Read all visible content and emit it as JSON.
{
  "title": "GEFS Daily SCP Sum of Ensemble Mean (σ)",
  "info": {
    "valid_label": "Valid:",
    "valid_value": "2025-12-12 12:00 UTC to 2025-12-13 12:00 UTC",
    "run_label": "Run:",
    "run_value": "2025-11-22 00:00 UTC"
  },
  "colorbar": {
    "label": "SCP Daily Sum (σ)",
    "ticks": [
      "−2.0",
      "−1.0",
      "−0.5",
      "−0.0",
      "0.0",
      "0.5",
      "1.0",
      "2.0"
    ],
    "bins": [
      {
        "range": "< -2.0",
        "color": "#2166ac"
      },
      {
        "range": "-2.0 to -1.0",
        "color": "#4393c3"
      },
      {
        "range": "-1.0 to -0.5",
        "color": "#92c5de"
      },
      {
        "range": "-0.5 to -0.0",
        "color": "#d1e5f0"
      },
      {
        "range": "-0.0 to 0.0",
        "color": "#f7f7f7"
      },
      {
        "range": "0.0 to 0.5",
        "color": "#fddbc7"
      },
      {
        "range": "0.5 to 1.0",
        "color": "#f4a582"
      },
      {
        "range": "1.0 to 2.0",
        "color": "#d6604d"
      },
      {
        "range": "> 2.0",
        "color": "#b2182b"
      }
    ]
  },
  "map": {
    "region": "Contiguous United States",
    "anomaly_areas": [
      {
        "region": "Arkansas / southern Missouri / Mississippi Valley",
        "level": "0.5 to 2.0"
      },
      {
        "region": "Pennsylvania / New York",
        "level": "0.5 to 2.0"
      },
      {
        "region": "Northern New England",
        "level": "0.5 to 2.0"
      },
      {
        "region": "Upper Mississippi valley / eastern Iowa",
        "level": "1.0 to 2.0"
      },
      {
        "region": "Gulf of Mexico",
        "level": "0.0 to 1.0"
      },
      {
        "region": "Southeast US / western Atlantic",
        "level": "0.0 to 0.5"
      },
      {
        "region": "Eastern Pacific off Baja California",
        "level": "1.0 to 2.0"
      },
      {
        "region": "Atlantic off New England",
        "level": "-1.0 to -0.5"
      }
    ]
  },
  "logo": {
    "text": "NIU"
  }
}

* Requirements: Go through the material and copy out every line with "England" in it.

* Task answer:
        "region": "Northern New England",
        "region": "Atlantic off New England",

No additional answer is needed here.